START

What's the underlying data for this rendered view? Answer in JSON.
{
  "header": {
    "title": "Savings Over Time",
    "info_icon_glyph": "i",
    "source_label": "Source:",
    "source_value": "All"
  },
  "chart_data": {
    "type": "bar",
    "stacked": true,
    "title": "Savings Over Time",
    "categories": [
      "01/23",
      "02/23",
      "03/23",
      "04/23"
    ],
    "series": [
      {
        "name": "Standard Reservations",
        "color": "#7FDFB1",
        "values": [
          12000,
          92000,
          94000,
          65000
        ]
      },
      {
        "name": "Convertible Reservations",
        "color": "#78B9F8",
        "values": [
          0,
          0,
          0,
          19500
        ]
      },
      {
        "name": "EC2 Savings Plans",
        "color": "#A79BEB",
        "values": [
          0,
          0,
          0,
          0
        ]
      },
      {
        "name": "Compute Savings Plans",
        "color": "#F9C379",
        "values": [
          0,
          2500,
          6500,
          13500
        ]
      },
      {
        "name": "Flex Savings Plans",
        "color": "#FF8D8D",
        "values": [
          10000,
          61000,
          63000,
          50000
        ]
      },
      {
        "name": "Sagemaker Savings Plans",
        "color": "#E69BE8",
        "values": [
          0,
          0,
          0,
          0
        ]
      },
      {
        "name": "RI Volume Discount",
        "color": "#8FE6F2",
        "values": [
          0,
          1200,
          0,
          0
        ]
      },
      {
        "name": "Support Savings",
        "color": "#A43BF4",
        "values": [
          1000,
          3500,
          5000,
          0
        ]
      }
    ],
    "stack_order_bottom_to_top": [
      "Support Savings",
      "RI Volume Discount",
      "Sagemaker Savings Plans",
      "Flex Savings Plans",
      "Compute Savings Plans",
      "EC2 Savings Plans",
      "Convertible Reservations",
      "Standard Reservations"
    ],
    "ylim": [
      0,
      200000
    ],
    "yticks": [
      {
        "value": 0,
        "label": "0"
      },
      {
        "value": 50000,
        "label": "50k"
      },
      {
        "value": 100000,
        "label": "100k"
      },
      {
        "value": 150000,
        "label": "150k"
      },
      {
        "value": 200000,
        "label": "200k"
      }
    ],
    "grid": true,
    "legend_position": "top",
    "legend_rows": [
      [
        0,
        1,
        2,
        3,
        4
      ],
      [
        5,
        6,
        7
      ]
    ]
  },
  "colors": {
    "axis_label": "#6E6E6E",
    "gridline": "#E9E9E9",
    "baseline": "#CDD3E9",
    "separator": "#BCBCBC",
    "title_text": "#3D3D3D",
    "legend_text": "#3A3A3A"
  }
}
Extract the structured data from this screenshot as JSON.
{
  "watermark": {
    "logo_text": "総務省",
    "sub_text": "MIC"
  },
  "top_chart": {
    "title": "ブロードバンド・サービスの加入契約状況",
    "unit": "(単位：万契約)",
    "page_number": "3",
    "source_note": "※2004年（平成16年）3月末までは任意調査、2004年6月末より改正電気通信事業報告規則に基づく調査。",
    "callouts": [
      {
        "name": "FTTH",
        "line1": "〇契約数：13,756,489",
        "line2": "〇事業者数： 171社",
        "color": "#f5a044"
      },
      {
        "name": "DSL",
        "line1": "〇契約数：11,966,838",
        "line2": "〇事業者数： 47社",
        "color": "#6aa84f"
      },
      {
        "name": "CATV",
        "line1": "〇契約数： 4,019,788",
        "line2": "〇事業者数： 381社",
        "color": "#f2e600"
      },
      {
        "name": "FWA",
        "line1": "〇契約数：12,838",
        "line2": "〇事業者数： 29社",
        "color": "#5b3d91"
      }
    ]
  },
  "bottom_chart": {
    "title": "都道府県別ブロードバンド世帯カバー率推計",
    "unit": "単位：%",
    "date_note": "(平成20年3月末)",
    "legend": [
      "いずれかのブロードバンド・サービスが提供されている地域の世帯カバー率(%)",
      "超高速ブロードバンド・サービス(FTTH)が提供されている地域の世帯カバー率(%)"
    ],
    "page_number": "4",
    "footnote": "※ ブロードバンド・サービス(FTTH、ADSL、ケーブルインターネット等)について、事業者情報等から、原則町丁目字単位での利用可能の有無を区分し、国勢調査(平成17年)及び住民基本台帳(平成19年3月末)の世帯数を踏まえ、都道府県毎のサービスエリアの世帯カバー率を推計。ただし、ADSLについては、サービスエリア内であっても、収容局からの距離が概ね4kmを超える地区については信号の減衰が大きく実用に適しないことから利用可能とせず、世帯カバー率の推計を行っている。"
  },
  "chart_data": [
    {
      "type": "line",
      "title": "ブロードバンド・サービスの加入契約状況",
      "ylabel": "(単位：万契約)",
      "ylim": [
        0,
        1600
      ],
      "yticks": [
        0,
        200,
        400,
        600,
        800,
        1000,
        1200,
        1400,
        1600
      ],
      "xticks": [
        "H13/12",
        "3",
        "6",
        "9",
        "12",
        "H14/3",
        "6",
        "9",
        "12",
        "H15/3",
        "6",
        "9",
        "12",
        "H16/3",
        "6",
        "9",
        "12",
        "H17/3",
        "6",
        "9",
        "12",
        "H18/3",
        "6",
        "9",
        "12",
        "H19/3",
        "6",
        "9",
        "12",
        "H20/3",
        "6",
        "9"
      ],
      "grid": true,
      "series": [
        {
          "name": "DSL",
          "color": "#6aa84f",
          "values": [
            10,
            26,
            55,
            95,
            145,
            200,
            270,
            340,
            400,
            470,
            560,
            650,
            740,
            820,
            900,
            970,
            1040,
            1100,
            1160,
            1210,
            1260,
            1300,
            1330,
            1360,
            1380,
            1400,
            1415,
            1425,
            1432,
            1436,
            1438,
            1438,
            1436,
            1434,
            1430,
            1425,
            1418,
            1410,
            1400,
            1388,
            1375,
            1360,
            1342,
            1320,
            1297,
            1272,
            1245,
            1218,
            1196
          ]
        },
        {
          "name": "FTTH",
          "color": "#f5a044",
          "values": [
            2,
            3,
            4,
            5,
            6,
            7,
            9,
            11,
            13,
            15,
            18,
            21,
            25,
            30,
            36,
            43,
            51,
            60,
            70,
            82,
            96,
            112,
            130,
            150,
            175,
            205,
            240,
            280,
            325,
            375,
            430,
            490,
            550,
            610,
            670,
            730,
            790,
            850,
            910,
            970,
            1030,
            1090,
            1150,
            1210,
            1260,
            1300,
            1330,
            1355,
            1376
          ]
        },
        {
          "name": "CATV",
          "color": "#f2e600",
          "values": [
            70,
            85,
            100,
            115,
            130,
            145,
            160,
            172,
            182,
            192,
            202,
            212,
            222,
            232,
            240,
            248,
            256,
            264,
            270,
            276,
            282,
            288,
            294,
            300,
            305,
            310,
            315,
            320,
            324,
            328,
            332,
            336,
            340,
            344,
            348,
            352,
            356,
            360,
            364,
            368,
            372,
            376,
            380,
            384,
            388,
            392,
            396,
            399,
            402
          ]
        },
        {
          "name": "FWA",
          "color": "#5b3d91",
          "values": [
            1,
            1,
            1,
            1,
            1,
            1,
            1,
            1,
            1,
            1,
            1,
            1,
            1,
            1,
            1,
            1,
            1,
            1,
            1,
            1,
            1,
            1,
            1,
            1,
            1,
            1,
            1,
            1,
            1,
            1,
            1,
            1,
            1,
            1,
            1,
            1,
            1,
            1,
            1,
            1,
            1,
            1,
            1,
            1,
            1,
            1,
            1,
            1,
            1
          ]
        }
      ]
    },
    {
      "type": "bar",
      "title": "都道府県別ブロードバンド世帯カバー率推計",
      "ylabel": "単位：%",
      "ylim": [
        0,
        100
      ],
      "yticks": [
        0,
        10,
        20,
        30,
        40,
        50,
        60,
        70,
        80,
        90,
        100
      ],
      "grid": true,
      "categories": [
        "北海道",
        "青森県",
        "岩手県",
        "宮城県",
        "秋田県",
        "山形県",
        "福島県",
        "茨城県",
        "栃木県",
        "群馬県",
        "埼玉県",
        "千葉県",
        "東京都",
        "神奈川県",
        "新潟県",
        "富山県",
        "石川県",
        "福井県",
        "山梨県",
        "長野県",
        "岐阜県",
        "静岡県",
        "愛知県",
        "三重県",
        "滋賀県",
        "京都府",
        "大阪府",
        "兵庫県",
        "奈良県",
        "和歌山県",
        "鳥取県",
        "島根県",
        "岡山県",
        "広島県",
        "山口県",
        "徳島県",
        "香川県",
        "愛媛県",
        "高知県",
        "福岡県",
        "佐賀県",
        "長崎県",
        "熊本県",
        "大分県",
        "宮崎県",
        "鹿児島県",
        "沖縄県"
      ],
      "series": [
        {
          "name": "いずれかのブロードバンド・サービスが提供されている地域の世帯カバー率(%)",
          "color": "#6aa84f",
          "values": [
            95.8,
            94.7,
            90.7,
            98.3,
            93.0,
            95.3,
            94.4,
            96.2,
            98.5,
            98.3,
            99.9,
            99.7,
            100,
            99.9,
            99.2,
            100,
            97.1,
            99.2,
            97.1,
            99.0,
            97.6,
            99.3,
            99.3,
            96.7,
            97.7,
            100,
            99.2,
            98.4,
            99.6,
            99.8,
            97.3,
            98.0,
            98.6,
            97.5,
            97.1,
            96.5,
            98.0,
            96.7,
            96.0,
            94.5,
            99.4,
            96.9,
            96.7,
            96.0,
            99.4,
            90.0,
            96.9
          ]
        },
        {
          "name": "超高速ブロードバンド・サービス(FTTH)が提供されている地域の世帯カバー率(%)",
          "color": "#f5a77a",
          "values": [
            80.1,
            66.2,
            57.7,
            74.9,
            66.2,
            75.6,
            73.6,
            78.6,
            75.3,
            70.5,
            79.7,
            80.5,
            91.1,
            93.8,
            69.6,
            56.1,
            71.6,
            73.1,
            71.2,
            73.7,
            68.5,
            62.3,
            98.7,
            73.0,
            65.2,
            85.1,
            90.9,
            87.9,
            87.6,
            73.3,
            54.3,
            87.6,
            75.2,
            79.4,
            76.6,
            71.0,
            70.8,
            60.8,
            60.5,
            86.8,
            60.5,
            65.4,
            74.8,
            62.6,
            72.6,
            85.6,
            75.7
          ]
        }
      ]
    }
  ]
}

END

Required task: Give only the number of lines above that hold the string "超高速ブロードバンド".

Solution: 2